TO DO
Each entry below is to be extracted exactly.

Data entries
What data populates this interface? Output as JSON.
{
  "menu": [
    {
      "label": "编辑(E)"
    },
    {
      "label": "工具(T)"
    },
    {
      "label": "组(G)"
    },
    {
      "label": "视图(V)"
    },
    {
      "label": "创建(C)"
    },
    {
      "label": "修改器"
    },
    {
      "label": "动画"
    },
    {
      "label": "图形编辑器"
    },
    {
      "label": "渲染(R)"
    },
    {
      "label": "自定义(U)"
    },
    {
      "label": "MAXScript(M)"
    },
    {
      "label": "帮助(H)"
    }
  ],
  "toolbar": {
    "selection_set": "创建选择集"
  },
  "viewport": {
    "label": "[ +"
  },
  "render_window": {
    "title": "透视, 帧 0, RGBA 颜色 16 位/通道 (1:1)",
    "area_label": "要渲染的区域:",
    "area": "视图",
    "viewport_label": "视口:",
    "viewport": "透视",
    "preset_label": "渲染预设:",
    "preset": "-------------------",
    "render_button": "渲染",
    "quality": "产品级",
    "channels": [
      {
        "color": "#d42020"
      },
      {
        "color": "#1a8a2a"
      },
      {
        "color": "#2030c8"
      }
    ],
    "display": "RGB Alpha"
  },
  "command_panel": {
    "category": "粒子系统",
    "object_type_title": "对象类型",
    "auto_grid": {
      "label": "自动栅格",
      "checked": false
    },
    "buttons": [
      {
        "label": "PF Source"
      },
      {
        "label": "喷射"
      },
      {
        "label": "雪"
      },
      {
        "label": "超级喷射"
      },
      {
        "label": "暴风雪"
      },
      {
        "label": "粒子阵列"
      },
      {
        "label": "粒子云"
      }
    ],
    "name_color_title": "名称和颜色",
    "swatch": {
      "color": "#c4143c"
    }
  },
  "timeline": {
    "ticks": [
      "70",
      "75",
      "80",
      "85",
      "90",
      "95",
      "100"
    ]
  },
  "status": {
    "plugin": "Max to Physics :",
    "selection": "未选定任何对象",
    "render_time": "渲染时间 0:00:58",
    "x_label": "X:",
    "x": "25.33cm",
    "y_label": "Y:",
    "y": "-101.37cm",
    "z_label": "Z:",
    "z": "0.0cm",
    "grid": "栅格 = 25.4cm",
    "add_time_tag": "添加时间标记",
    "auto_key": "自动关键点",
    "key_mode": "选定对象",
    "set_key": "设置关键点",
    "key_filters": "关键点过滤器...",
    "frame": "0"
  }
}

TASK RESULT
What data populates this interface? Output as JSON.
{
  "menu": [
    {
      "label": "编辑(E)"
    },
    {
      "label": "工具(T)"
    },
    {
      "label": "组(G)"
    },
    {
      "label": "视图(V)"
    },
    {
      "label": "创建(C)"
    },
    {
      "label": "修改器"
    },
    {
      "label": "动画"
    },
    {
      "label": "图形编辑器"
    },
    {
      "label": "渲染(R)"
    },
    {
      "label": "自定义(U)"
    },
    {
      "label": "MAXScript(M)"
    },
    {
      "label": "帮助(H)"
    }
  ],
  "toolbar": {
    "selection_set": "创建选择集"
  },
  "viewport": {
    "label": "[ +"
  },
  "render_window": {
    "title": "透视, 帧 0, RGBA 颜色 16 位/通道 (1:1)",
    "area_label": "要渲染的区域:",
    "area": "视图",
    "viewport_label": "视口:",
    "viewport": "透视",
    "preset_label": "渲染预设:",
    "preset": "-------------------",
    "render_button": "渲染",
    "quality": "产品级",
    "channels": [
      {
        "color": "#d42020"
      },
      {
        "color": "#1a8a2a"
      },
      {
        "color": "#2030c8"
      }
    ],
    "display": "RGB Alpha"
  },
  "command_panel": {
    "category": "粒子系统",
    "object_type_title": "对象类型",
    "auto_grid": {
      "label": "自动栅格",
      "checked": false
    },
    "buttons": [
      {
        "label": "PF Source"
      },
      {
        "label": "喷射"
      },
      {
        "label": "雪"
      },
      {
        "label": "超级喷射"
      },
      {
        "label": "暴风雪"
      },
      {
        "label": "粒子阵列"
      },
      {
        "label": "粒子云"
      }
    ],
    "name_color_title": "名称和颜色",
    "swatch": {
      "color": "#c4143c"
    }
  },
  "timeline": {
    "ticks": [
      "70",
      "75",
      "80",
      "85",
      "90",
      "95",
      "100"
    ]
  },
  "status": {
    "plugin": "Max to Physics :",
    "selection": "未选定任何对象",
    "render_time": "渲染时间 0:00:58",
    "x_label": "X:",
    "x": "25.33cm",
    "y_label": "Y:",
    "y": "-101.37cm",
    "z_label": "Z:",
    "z": "0.0cm",
    "grid": "栅格 = 25.4cm",
    "add_time_tag": "添加时间标记",
    "auto_key": "自动关键点",
    "key_mode": "选定对象",
    "set_key": "设置关键点",
    "key_filters": "关键点过滤器...",
    "frame": "0"
  }
}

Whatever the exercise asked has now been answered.